#### УСЛОВИЕ ЗАДАЧИ:
Повторите дословно фрагмент показанного текста, который открывается словами «Нахожу Антощука у» и завершается словами «в 150 метров.».

#### ПОКАЗАННЫЙ ТЕКСТ:
══════════
Нахожу Антощука у очередного звена водовода. Михаил молод и голубоглаз, с рыжеватыми, будто опаленными усами. Руководит автоматической сваркой труб, которые затем составят единый водовод длиною в 150 метров.
— Поднять леса! — командует Антощук. Крутятся лебедки. Леса поднимаются в жерле трубы.
Думал ли Михаил Антощук, когда работал киномехаником в сельском украинском клубе, что судьба забросит его в горы, где он станет одним из самых классных специалистов по гидромонтажу?..
— Приехал сюда десять лет назад,— говорит он.— Март. Все в тумане. Горы давят, будто лежат на плечах. Поставили на монтаж водоводов. А что такое водовод? Что такое затвор? Что он затворяет? Варю, стыкую, а для чего — не очень-то понимаю. Помог старший прораб Трушин Павел Иванович, редкой души человек. Когда он рассказал мне о нарынском каскаде, у меня аж дух захватило от этакой перспективы... Вместе с Павлом Ивановичем я монтировал первый в своей жизни затвор...
Михаил подводит меня к затвору, стотонной громадине, которая покоится на тяжелой шаровой пяте площадью 50 квадратных метров.
— Мы выверяем его посадку на опору с точностью до миллиметра,— объясняет Антощук.— Если хоть чуть-чуть скосить, затвор не будет держать воду — его вышибет.
══════════
#### ИМЕЮЩИЕСЯ ДАННЫЕ:
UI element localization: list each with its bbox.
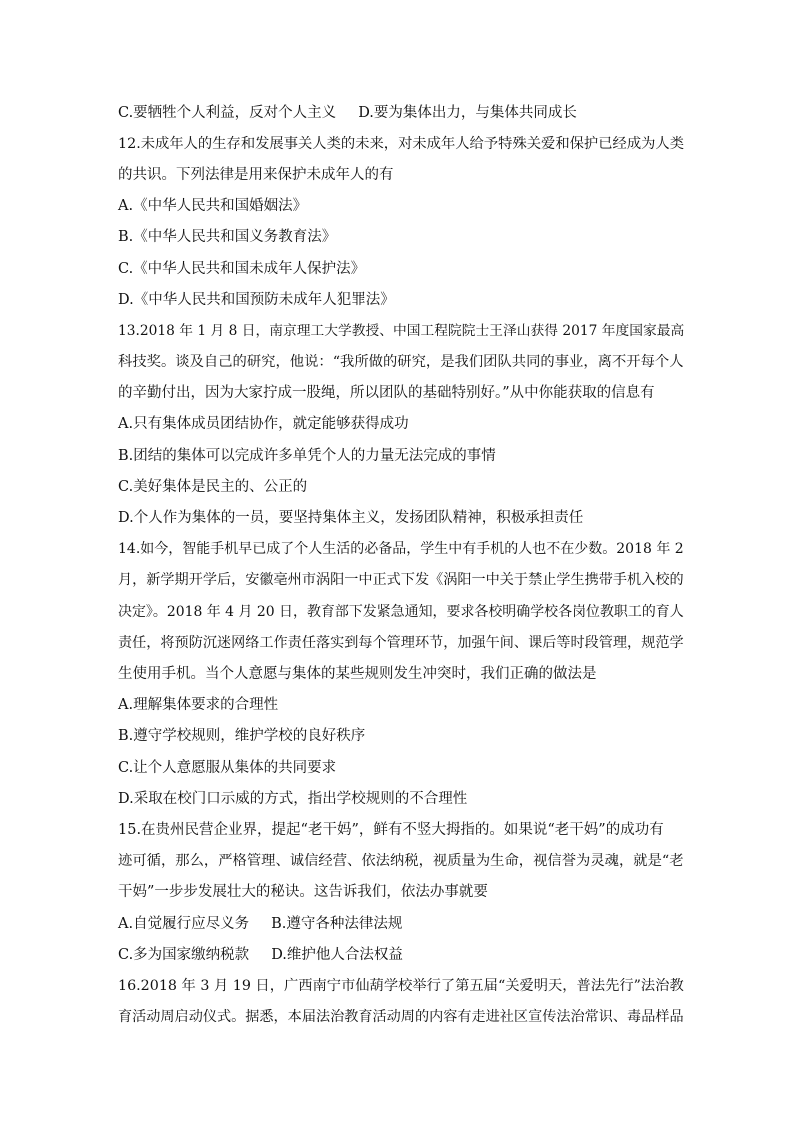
══════════
#### ВЕРНЫЙ ОТВЕТ:
Нахожу Антощука у очередного звена водовода. Михаил молод и голубоглаз, с рыжеватыми, будто опаленными усами. Руководит автоматической сваркой труб, которые затем составят единый водовод длиною в 150 метров.